• [INFORMATION PROVIDED]:

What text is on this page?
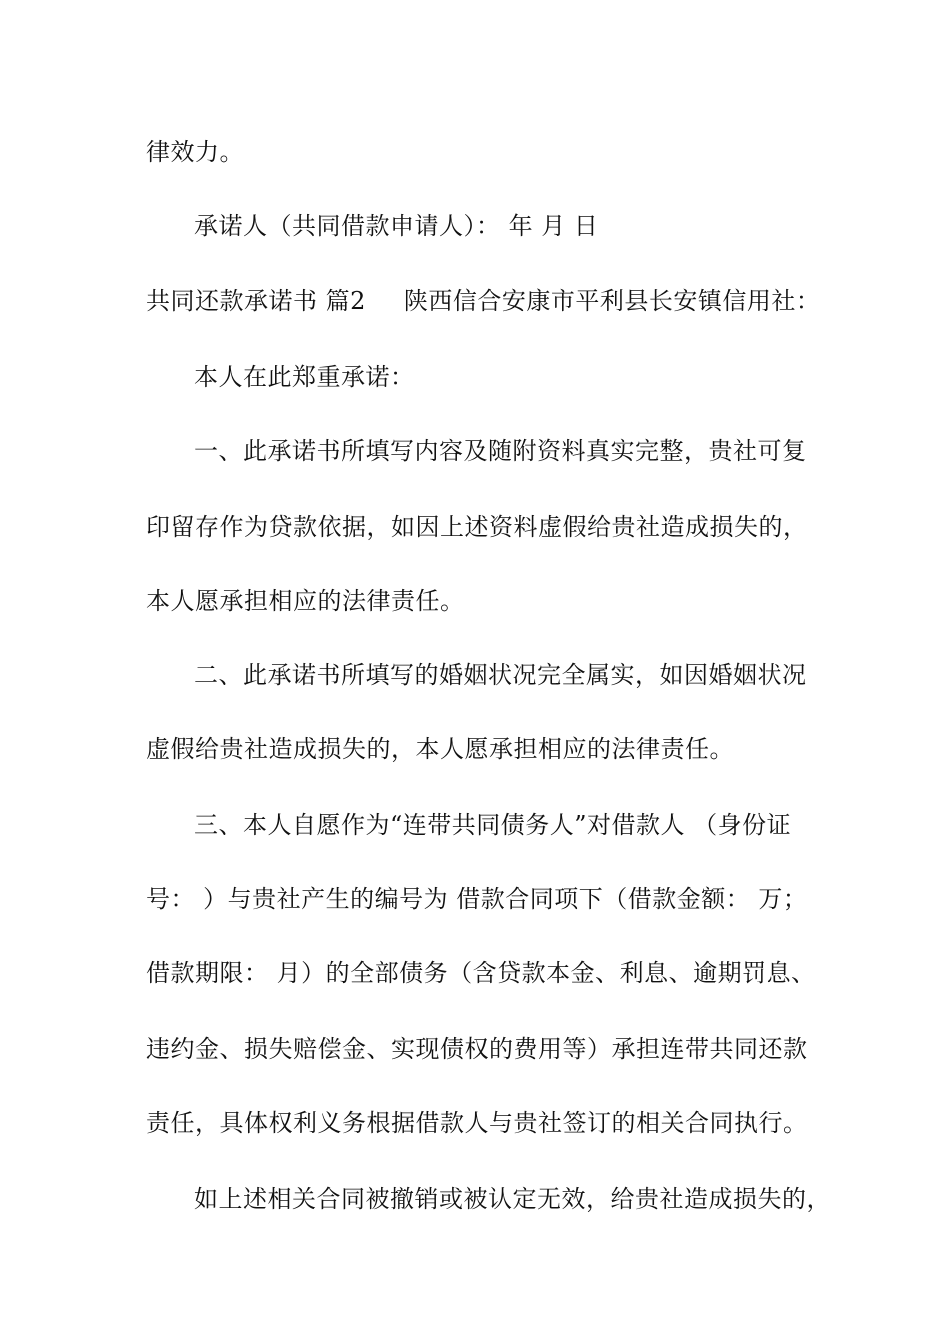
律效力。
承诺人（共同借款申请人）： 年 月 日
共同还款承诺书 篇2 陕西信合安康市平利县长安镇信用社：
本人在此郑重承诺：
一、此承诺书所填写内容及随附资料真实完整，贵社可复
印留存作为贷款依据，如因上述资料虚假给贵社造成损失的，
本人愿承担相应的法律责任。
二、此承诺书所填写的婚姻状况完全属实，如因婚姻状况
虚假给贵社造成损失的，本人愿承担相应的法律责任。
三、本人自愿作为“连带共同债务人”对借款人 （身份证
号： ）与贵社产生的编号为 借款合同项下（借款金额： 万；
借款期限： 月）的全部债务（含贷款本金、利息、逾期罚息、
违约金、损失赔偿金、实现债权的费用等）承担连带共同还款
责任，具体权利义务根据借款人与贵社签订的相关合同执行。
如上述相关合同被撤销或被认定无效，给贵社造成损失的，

...

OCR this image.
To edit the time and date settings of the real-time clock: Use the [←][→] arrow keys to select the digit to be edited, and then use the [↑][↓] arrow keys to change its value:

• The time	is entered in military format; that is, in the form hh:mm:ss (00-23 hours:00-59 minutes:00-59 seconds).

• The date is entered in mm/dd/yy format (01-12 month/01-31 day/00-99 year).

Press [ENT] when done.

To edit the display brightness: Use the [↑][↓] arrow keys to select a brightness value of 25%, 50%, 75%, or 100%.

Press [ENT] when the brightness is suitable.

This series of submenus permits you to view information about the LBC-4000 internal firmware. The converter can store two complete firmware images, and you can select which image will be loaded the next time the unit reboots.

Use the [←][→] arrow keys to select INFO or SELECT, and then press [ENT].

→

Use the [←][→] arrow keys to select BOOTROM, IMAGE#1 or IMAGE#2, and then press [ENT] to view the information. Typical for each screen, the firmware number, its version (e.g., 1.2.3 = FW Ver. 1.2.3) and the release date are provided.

• [WORK TO DO]:
Show the lines from the data above that contain the string "then".

• [SOLUTION TO THIS EXERCISE]:
To edit the time and date settings of the real-time clock: Use the [←][→] arrow keys to select the digit to be edited, and then use the [↑][↓] arrow keys to change its value:
Use the [←][→] arrow keys to select INFO or SELECT, and then press [ENT].
Use the [←][→] arrow keys to select BOOTROM, IMAGE#1 or IMAGE#2, and then press [ENT] to view the information. Typical for each screen, the firmware number, its version (e.g., 1.2.3 = FW Ver. 1.2.3) and the release date are provided.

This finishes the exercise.